⟨

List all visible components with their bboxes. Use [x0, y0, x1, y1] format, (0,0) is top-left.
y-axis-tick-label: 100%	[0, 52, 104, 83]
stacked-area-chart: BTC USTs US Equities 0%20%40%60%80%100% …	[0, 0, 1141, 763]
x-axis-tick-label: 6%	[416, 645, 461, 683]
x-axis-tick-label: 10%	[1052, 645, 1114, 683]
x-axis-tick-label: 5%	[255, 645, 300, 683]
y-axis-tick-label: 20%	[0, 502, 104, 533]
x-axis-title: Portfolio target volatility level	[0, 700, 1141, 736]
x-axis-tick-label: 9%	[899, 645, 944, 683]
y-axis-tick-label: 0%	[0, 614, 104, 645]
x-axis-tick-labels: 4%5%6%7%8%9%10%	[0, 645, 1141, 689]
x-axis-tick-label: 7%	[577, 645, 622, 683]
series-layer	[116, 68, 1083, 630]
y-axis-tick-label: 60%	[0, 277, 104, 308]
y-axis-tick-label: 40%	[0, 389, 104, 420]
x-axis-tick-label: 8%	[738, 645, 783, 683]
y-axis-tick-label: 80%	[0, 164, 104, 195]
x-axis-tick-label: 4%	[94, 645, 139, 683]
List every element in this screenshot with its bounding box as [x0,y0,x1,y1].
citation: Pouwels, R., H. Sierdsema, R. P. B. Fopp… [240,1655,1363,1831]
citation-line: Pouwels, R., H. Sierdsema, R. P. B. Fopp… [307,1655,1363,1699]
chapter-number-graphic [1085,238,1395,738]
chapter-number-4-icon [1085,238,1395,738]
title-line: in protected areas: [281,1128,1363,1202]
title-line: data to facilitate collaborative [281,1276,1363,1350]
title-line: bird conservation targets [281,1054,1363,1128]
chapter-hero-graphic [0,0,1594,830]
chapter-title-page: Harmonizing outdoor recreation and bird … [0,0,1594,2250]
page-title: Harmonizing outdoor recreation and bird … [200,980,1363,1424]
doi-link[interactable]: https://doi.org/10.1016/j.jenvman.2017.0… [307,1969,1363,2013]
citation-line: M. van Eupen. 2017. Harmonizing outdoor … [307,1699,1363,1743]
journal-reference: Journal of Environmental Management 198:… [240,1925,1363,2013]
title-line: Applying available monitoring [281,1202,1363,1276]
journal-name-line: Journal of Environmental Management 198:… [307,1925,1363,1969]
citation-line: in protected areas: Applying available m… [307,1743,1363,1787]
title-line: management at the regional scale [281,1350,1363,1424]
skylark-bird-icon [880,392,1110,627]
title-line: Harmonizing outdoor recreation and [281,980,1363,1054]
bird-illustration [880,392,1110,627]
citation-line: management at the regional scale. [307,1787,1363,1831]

⟩

Copy the lines from the start of the records through the line containing "page-title: Harmonizing outdoor", inclusive, reproducing each one verbatim.

List all visible components with their bboxes. Use [x0, y0, x1, y1] format, (0,0) is top-left.
y-axis-tick-label: 100%	[0, 52, 104, 83]
stacked-area-chart: BTC USTs US Equities 0%20%40%60%80%100% …	[0, 0, 1141, 763]
x-axis-tick-label: 6%	[416, 645, 461, 683]
x-axis-tick-label: 10%	[1052, 645, 1114, 683]
x-axis-tick-label: 5%	[255, 645, 300, 683]
y-axis-tick-label: 20%	[0, 502, 104, 533]
x-axis-title: Portfolio target volatility level	[0, 700, 1141, 736]
x-axis-tick-label: 9%	[899, 645, 944, 683]
y-axis-tick-label: 0%	[0, 614, 104, 645]
x-axis-tick-labels: 4%5%6%7%8%9%10%	[0, 645, 1141, 689]
x-axis-tick-label: 7%	[577, 645, 622, 683]
series-layer	[116, 68, 1083, 630]
y-axis-tick-label: 60%	[0, 277, 104, 308]
y-axis-tick-label: 40%	[0, 389, 104, 420]
x-axis-tick-label: 8%	[738, 645, 783, 683]
y-axis-tick-label: 80%	[0, 164, 104, 195]
x-axis-tick-label: 4%	[94, 645, 139, 683]
List every element in this screenshot with its bounding box as [x0,y0,x1,y1].
citation: Pouwels, R., H. Sierdsema, R. P. B. Fopp… [240,1655,1363,1831]
citation-line: Pouwels, R., H. Sierdsema, R. P. B. Fopp… [307,1655,1363,1699]
chapter-number-graphic [1085,238,1395,738]
chapter-number-4-icon [1085,238,1395,738]
title-line: in protected areas: [281,1128,1363,1202]
title-line: data to facilitate collaborative [281,1276,1363,1350]
title-line: bird conservation targets [281,1054,1363,1128]
chapter-hero-graphic [0,0,1594,830]
chapter-title-page: Harmonizing outdoor recreation and bird … [0,0,1594,2250]
page-title: Harmonizing outdoor recreation and bird … [200,980,1363,1424]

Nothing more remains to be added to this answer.